** begin Working data **

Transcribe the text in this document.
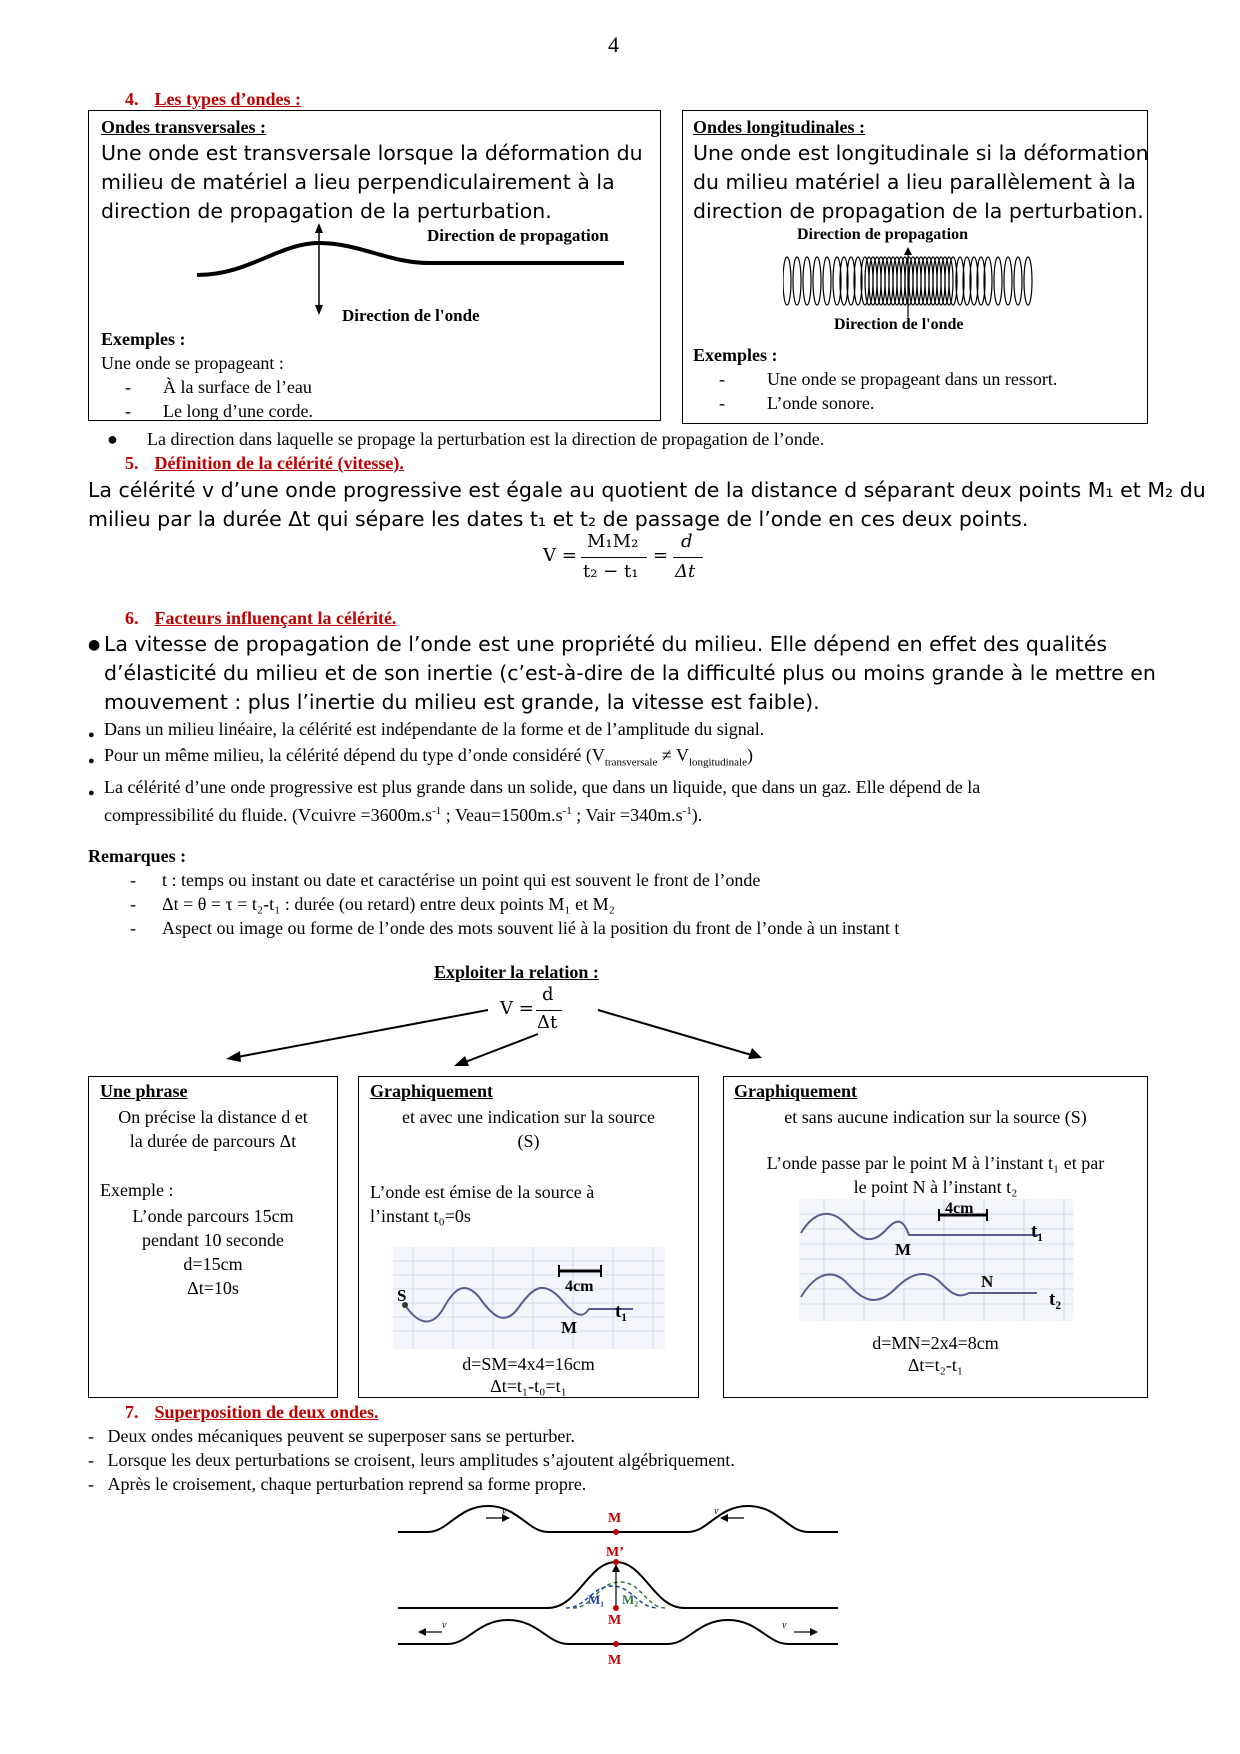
4
4. Les types d’ondes :
Ondes transversales :
Une onde est transversale lorsque la déformation du
milieu de matériel a lieu perpendiculairement à la
direction de propagation de la perturbation.
Direction de propagation
Direction de l'onde
Exemples :
Une onde se propageant :
- À la surface de l’eau
- Le long d’une corde.
Ondes longitudinales :
Une onde est longitudinale si la déformation
du milieu matériel a lieu parallèlement à la
direction de propagation de la perturbation.
Direction de propagation
Direction de l'onde
Exemples :
- Une onde se propageant dans un ressort.
- L’onde sonore.
● La direction dans laquelle se propage la perturbation est la direction de propagation de l’onde.
5. Définition de la célérité (vitesse).
La célérité v d’une onde progressive est égale au quotient de la distance d séparant deux points M₁ et M₂ du
milieu par la durée Δt qui sépare les dates t₁ et t₂ de passage de l’onde en ces deux points.
V =
M₁M₂
t₂ − t₁
=
d
Δt
6. Facteurs influençant la célérité.
● La vitesse de propagation de l’onde est une propriété du milieu. Elle dépend en effet des qualités
d’élasticité du milieu et de son inertie (c’est-à-dire de la difficulté plus ou moins grande à le mettre en
mouvement : plus l’inertie du milieu est grande, la vitesse est faible).
● Dans un milieu linéaire, la célérité est indépendante de la forme et de l’amplitude du signal.
● Pour un même milieu, la célérité dépend du type d’onde considéré $(V_{transversale} \ne V_{longitudinale})$
● La célérité d’une onde progressive est plus grande dans un solide, que dans un liquide, que dans un gaz. Elle dépend de la
compressibilité du fluide. (Vcuivre $=3600m.s^{-1}$ ; $Veau=1500m.s^{-1}$ ; Vair $=340m.s^{-1}$).
Remarques :
- t : temps ou instant ou date et caractérise un point qui est souvent le front de l’onde
- Δt = θ = τ = t₂-t₁ : durée (ou retard) entre deux points M₁ et M₂
- Aspect ou image ou forme de l’onde des mots souvent lié à la position du front de l’onde à un instant t
Exploiter la relation :
V =
d
Δt
Une phrase
On précise la distance d et
la durée de parcours Δt
Exemple :
L’onde parcours 15cm
pendant 10 seconde
d=15cm
Δt=10s
Graphiquement
et avec une indication sur la source
(S)
L’onde est émise de la source à
l’instant t₀=0s
S	4cm
M
t₁
d=SM=4x4=16cm
Δt=t₁-t₀=t₁
Graphiquement
et sans aucune indication sur la source (S)
L’onde passe par le point M à l’instant t₁ et par
le point N à l’instant t₂
4cm
M
t₁
N
t₂
d=MN=2x4=8cm
Δt=t₂-t₁
7. Superposition de deux ondes.
-   Deux ondes mécaniques peuvent se superposer sans se perturber.
-   Lorsque les deux perturbations se croisent, leurs amplitudes s’ajoutent algébriquement.
-   Après le croisement, chaque perturbation reprend sa forme propre.
v	v
M
M’
M₁ M₂
M
v	v
M
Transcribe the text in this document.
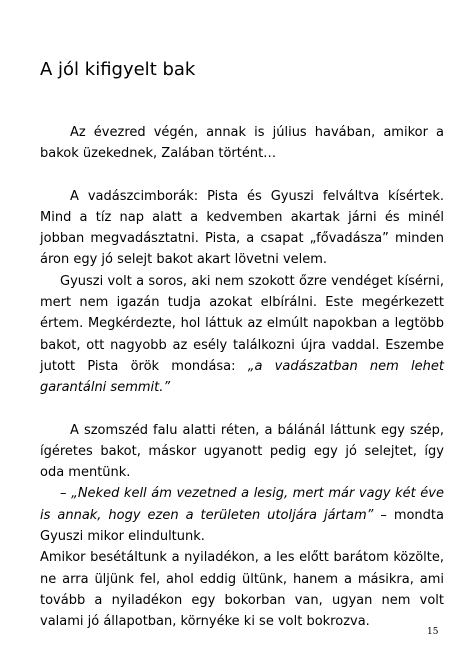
A jól kifigyelt bak

Az évezred végén, annak is július havában, amikor a bakok üzekednek, Zalában történt…

A vadászcimborák: Pista és Gyuszi felváltva kísértek. Mind a tíz nap alatt a kedvemben akartak járni és minél jobban megvadásztatni. Pista, a csapat „fővadásza” minden áron egy jó selejt bakot akart lövetni velem.

Gyuszi volt a soros, aki nem szokott őzre vendéget kísérni, mert nem igazán tudja azokat elbírálni. Este megérkezett értem. Megkérdezte, hol láttuk az elmúlt napokban a legtöbb bakot, ott nagyobb az esély találkozni újra vaddal. Eszembe jutott Pista örök mondása: „a vadászatban nem lehet garantálni semmit.”

A szomszéd falu alatti réten, a bálánál láttunk egy szép, ígéretes bakot, máskor ugyanott pedig egy jó selejtet, így oda mentünk.

– „Neked kell ám vezetned a lesig, mert már vagy két éve is annak, hogy ezen a területen utoljára jártam” – mondta Gyuszi mikor elindultunk.

Amikor besétáltunk a nyiladékon, a les előtt barátom közölte, ne arra üljünk fel, ahol eddig ültünk, hanem a másikra, ami tovább a nyiladékon egy bokorban van, ugyan nem volt valami jó állapotban, környéke ki se volt bokrozva.

15
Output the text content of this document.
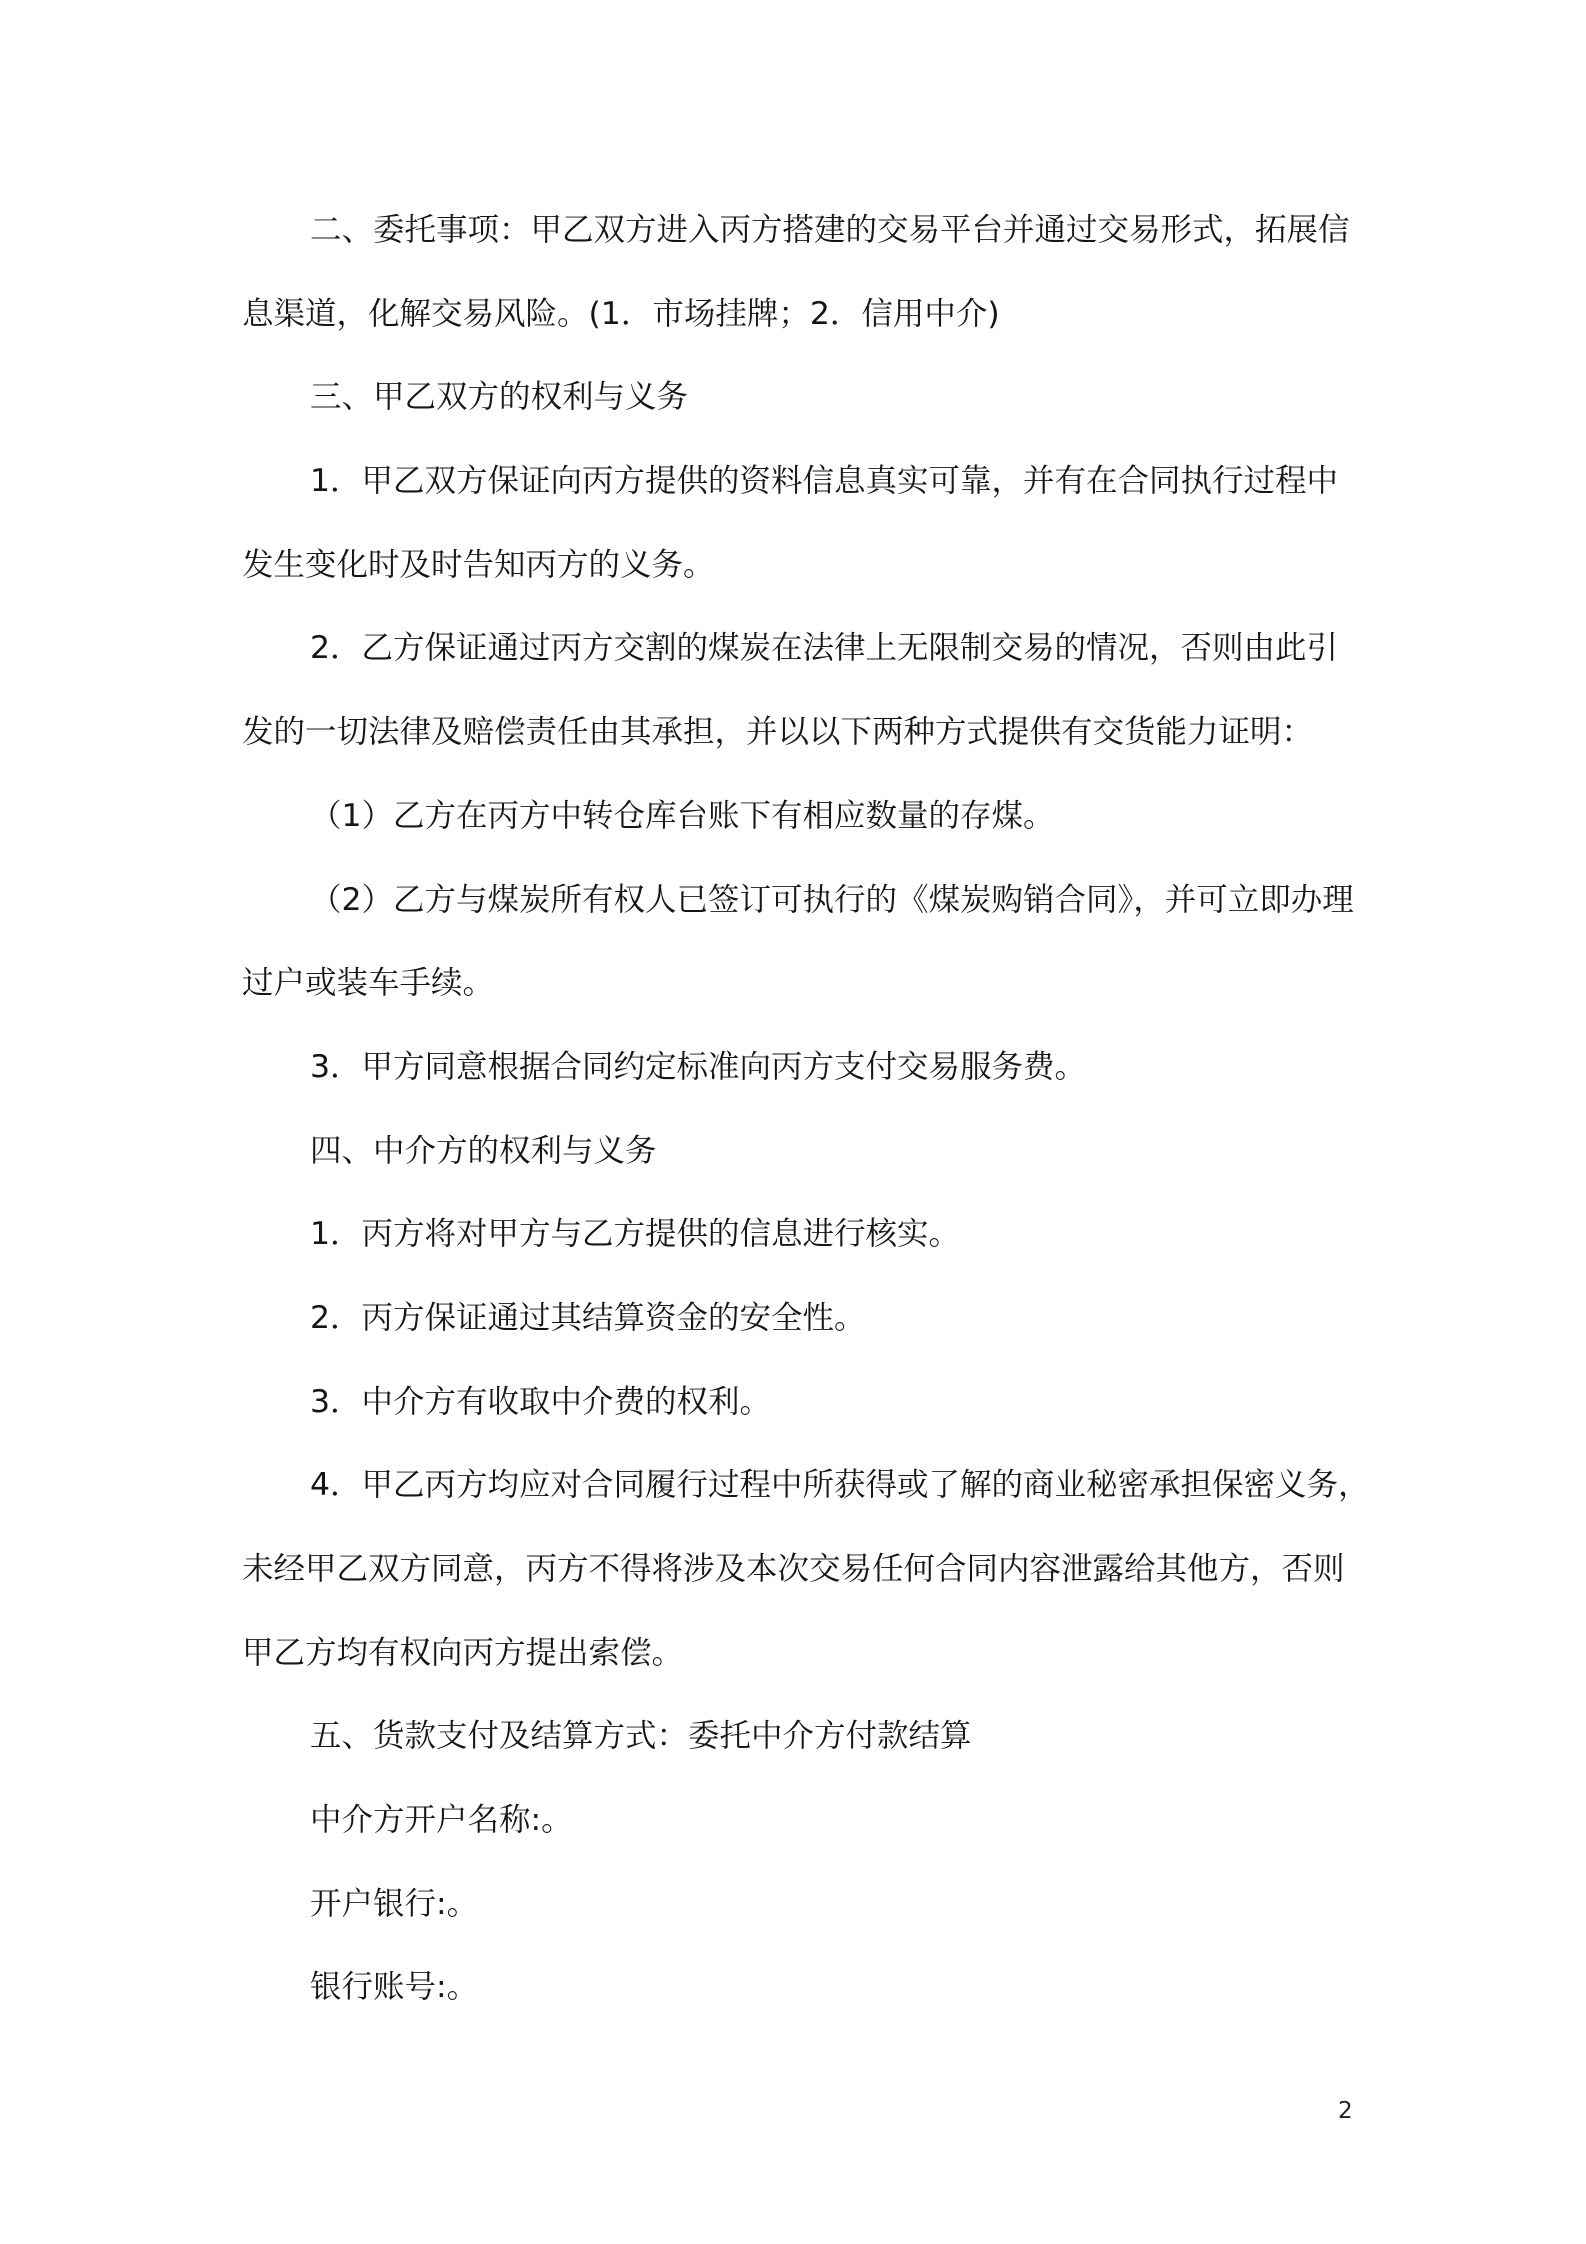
二、委托事项：甲乙双方进入丙方搭建的交易平台并通过交易形式，拓展信
息渠道，化解交易风险。(1．市场挂牌；2．信用中介)
三、甲乙双方的权利与义务
1．甲乙双方保证向丙方提供的资料信息真实可靠，并有在合同执行过程中
发生变化时及时告知丙方的义务。
2．乙方保证通过丙方交割的煤炭在法律上无限制交易的情况，否则由此引
发的一切法律及赔偿责任由其承担，并以以下两种方式提供有交货能力证明：
（1）乙方在丙方中转仓库台账下有相应数量的存煤。
（2）乙方与煤炭所有权人已签订可执行的《煤炭购销合同》，并可立即办理
过户或装车手续。
3．甲方同意根据合同约定标准向丙方支付交易服务费。
四、中介方的权利与义务
1．丙方将对甲方与乙方提供的信息进行核实。
2．丙方保证通过其结算资金的安全性。
3．中介方有收取中介费的权利。
4．甲乙丙方均应对合同履行过程中所获得或了解的商业秘密承担保密义务，
未经甲乙双方同意，丙方不得将涉及本次交易任何合同内容泄露给其他方，否则
甲乙方均有权向丙方提出索偿。
五、货款支付及结算方式：委托中介方付款结算
中介方开户名称:。
开户银行:。
银行账号:。
2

** end Working data **

Copy the material above exactly and drop the pictures.

• _Solution_:
Transcribe the text in this document.
4
4. Les types d’ondes :
Ondes transversales :
Une onde est transversale lorsque la déformation du
milieu de matériel a lieu perpendiculairement à la
direction de propagation de la perturbation.
Direction de propagation
Direction de l'onde
Exemples :
Une onde se propageant :
- À la surface de l’eau
- Le long d’une corde.
Ondes longitudinales :
Une onde est longitudinale si la déformation
du milieu matériel a lieu parallèlement à la
direction de propagation de la perturbation.
Direction de propagation
Direction de l'onde
Exemples :
- Une onde se propageant dans un ressort.
- L’onde sonore.
● La direction dans laquelle se propage la perturbation est la direction de propagation de l’onde.
5. Définition de la célérité (vitesse).
La célérité v d’une onde progressive est égale au quotient de la distance d séparant deux points M₁ et M₂ du
milieu par la durée Δt qui sépare les dates t₁ et t₂ de passage de l’onde en ces deux points.
V =
M₁M₂
t₂ − t₁
=
d
Δt
6. Facteurs influençant la célérité.
● La vitesse de propagation de l’onde est une propriété du milieu. Elle dépend en effet des qualités
d’élasticité du milieu et de son inertie (c’est-à-dire de la difficulté plus ou moins grande à le mettre en
mouvement : plus l’inertie du milieu est grande, la vitesse est faible).
● Dans un milieu linéaire, la célérité est indépendante de la forme et de l’amplitude du signal.
● Pour un même milieu, la célérité dépend du type d’onde considéré $(V_{transversale} \ne V_{longitudinale})$
● La célérité d’une onde progressive est plus grande dans un solide, que dans un liquide, que dans un gaz. Elle dépend de la
compressibilité du fluide. (Vcuivre $=3600m.s^{-1}$ ; $Veau=1500m.s^{-1}$ ; Vair $=340m.s^{-1}$).
Remarques :
- t : temps ou instant ou date et caractérise un point qui est souvent le front de l’onde
- Δt = θ = τ = t₂-t₁ : durée (ou retard) entre deux points M₁ et M₂
- Aspect ou image ou forme de l’onde des mots souvent lié à la position du front de l’onde à un instant t
Exploiter la relation :
V =
d
Δt
Une phrase
On précise la distance d et
la durée de parcours Δt
Exemple :
L’onde parcours 15cm
pendant 10 seconde
d=15cm
Δt=10s
Graphiquement
et avec une indication sur la source
(S)
L’onde est émise de la source à
l’instant t₀=0s
S	4cm
M
t₁
d=SM=4x4=16cm
Δt=t₁-t₀=t₁
Graphiquement
et sans aucune indication sur la source (S)
L’onde passe par le point M à l’instant t₁ et par
le point N à l’instant t₂
4cm
M
t₁
N
t₂
d=MN=2x4=8cm
Δt=t₂-t₁
7. Superposition de deux ondes.
-   Deux ondes mécaniques peuvent se superposer sans se perturber.
-   Lorsque les deux perturbations se croisent, leurs amplitudes s’ajoutent algébriquement.
-   Après le croisement, chaque perturbation reprend sa forme propre.
v	v
M
M’
M₁ M₂
M
v	v
M
Transcribe the text in this document.
A jól kifigyelt bak

Az évezred végén, annak is július havában, amikor a bakok üzekednek, Zalában történt…

A vadászcimborák: Pista és Gyuszi felváltva kísértek. Mind a tíz nap alatt a kedvemben akartak járni és minél jobban megvadásztatni. Pista, a csapat „fővadásza” minden áron egy jó selejt bakot akart lövetni velem.

Gyuszi volt a soros, aki nem szokott őzre vendéget kísérni, mert nem igazán tudja azokat elbírálni. Este megérkezett értem. Megkérdezte, hol láttuk az elmúlt napokban a legtöbb bakot, ott nagyobb az esély találkozni újra vaddal. Eszembe jutott Pista örök mondása: „a vadászatban nem lehet garantálni semmit.”

A szomszéd falu alatti réten, a bálánál láttunk egy szép, ígéretes bakot, máskor ugyanott pedig egy jó selejtet, így oda mentünk.

– „Neked kell ám vezetned a lesig, mert már vagy két éve is annak, hogy ezen a területen utoljára jártam” – mondta Gyuszi mikor elindultunk.

Amikor besétáltunk a nyiladékon, a les előtt barátom közölte, ne arra üljünk fel, ahol eddig ültünk, hanem a másikra, ami tovább a nyiladékon egy bokorban van, ugyan nem volt valami jó állapotban, környéke ki se volt bokrozva.

15
Output the text content of this document.
二、委托事项：甲乙双方进入丙方搭建的交易平台并通过交易形式，拓展信
息渠道，化解交易风险。(1．市场挂牌；2．信用中介)
三、甲乙双方的权利与义务
1．甲乙双方保证向丙方提供的资料信息真实可靠，并有在合同执行过程中
发生变化时及时告知丙方的义务。
2．乙方保证通过丙方交割的煤炭在法律上无限制交易的情况，否则由此引
发的一切法律及赔偿责任由其承担，并以以下两种方式提供有交货能力证明：
（1）乙方在丙方中转仓库台账下有相应数量的存煤。
（2）乙方与煤炭所有权人已签订可执行的《煤炭购销合同》，并可立即办理
过户或装车手续。
3．甲方同意根据合同约定标准向丙方支付交易服务费。
四、中介方的权利与义务
1．丙方将对甲方与乙方提供的信息进行核实。
2．丙方保证通过其结算资金的安全性。
3．中介方有收取中介费的权利。
4．甲乙丙方均应对合同履行过程中所获得或了解的商业秘密承担保密义务，
未经甲乙双方同意，丙方不得将涉及本次交易任何合同内容泄露给其他方，否则
甲乙方均有权向丙方提出索偿。
五、货款支付及结算方式：委托中介方付款结算
中介方开户名称:。
开户银行:。
银行账号:。
2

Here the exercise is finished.